*作業指示*.
a: 展覧会の文章から、「2020-12-05 〜 2020-12-27」から下へ「見ることを意識していない時、形の意味がわからず不可解なものにみえることがある。」までの部分を一字一句違えずに書き写してください。
b: 展覧会の文章では、夜に小さな灯りの中で見た絵が壁から少し浮いているようにみえたのはなぜだと述べられていますか。1〜3文で説明してください。

*文書*.
2020-12-05 〜 2020-12-27
3cm前のせかい
(水曜、木曜、12/11、12/12、12/13は休廊、ただし12/9は営業)初日は18時開廊
最終日は18時まで
12.5 sat 19:00 アーティストトーク
夜、小さな灯りの中で絵を見たら、
キャンバスの厚みが影と一体化して少し壁から浮いているようにみえた。
四角い平らな面の上でむにゃむにゃとした形が揺らいでいる。
見ることを意識していない時、形の意味がわからず不可解なものにみえることがある。
驚き「見ること」を意識するが、不可解に思ったものはもう見ることはできず見知ったものになっている。
その一瞬、今までの知識や経験が通じない別のせかいを垣間みたような感覚になるのだ。
それは見たものの中から必要としない情報と感覚が排除されようとする時、ヒトの野生的な部分でかろうじて捉えた、
ものをものとする前の「具象以前のせかい」であり、そのせかいは私が見ている世界のほんの少し前にあるのではないか。
宙に浮いた絵をそう見て思った。

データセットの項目
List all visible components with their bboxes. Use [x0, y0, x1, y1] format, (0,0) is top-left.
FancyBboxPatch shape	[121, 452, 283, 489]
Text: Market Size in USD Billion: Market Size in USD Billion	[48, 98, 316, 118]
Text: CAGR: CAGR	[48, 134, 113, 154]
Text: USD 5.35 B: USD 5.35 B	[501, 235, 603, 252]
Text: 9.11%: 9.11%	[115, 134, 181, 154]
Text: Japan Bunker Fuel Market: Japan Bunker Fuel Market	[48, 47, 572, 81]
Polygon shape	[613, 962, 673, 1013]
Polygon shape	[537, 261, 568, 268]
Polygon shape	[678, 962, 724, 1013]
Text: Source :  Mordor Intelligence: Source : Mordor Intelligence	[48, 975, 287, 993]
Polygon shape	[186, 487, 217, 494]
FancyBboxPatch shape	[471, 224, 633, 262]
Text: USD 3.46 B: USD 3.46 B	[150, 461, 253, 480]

* * *

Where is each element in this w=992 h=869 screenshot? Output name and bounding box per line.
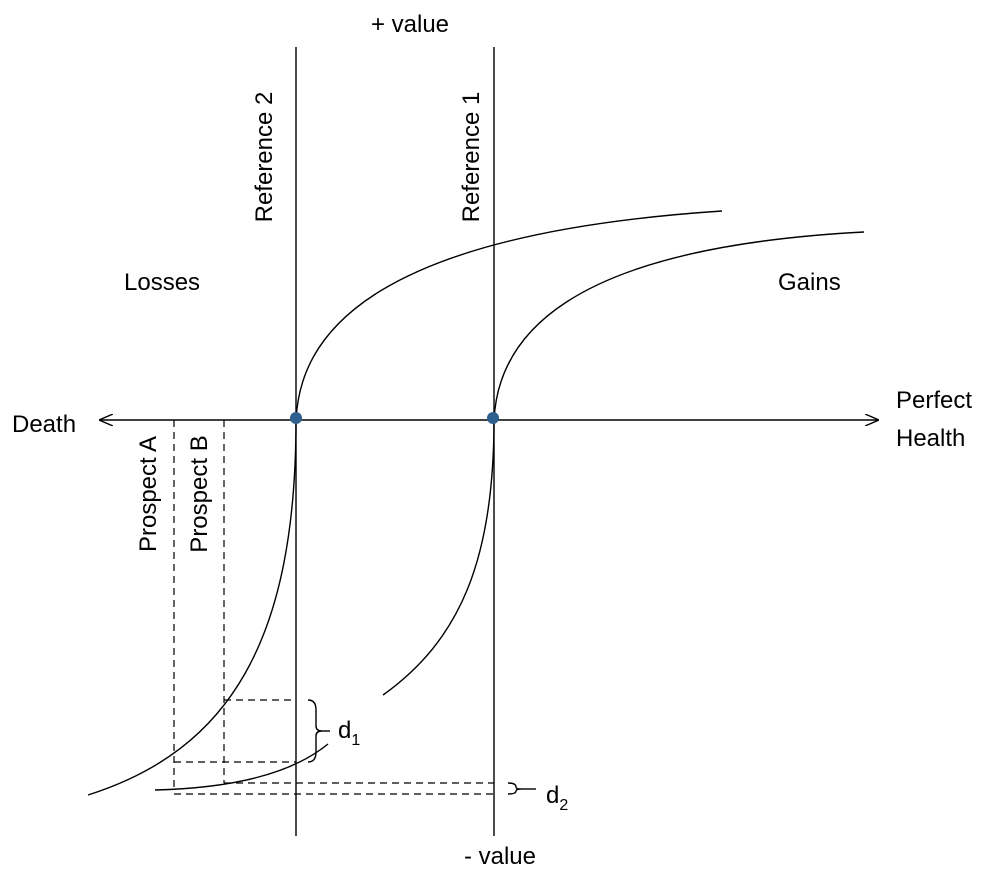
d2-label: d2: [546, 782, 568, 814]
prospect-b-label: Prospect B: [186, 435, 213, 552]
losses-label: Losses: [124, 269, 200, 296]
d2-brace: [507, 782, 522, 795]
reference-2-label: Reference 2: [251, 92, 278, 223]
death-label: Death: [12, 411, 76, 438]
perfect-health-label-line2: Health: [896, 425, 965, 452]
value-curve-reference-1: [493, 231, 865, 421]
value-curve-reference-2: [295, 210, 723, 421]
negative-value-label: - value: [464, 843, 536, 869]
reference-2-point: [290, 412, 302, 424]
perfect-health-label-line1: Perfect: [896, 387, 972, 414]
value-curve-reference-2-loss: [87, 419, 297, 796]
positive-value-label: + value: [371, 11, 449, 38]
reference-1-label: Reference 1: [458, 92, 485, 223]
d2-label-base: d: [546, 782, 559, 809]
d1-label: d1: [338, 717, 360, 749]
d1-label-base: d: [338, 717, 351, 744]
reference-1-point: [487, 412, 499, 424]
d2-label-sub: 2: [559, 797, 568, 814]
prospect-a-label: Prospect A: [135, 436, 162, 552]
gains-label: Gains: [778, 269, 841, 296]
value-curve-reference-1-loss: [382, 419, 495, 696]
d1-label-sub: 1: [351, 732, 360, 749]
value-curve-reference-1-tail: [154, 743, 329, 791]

* * *

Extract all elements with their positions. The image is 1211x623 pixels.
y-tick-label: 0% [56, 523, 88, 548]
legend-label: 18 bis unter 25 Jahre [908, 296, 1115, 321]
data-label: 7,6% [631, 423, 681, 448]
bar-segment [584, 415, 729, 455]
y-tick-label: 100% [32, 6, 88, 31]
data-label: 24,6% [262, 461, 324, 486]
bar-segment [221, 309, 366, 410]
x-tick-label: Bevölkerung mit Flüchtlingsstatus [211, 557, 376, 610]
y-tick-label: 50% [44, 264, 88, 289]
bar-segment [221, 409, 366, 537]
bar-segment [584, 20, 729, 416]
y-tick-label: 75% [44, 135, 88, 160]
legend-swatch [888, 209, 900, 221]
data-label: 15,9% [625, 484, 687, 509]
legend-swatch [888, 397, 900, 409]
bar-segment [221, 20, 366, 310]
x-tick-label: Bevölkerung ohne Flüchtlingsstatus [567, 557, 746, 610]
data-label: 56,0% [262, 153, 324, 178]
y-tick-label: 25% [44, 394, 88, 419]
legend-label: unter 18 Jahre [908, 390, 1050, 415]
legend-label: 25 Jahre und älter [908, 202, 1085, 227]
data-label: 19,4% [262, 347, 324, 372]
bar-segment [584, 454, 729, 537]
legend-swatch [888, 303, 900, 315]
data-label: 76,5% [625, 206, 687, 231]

*タスク別結果*.
a:
2020-12-05 〜 2020-12-27
3cm前のせかい
(水曜、木曜、12/11、12/12、12/13は休廊、ただし12/9は営業)初日は18時開廊
最終日は18時まで
12.5 sat 19:00 アーティストトーク
夜、小さな灯りの中で絵を見たら、
キャンバスの厚みが影と一体化して少し壁から浮いているようにみえた。
四角い平らな面の上でむにゃむにゃとした形が揺らいでいる。
見ることを意識していない時、形の意味がわからず不可解なものにみえることがある。

b: キャンバスの厚みが影と一体化したため、絵が壁から少し浮いているようにみえたと述べられています。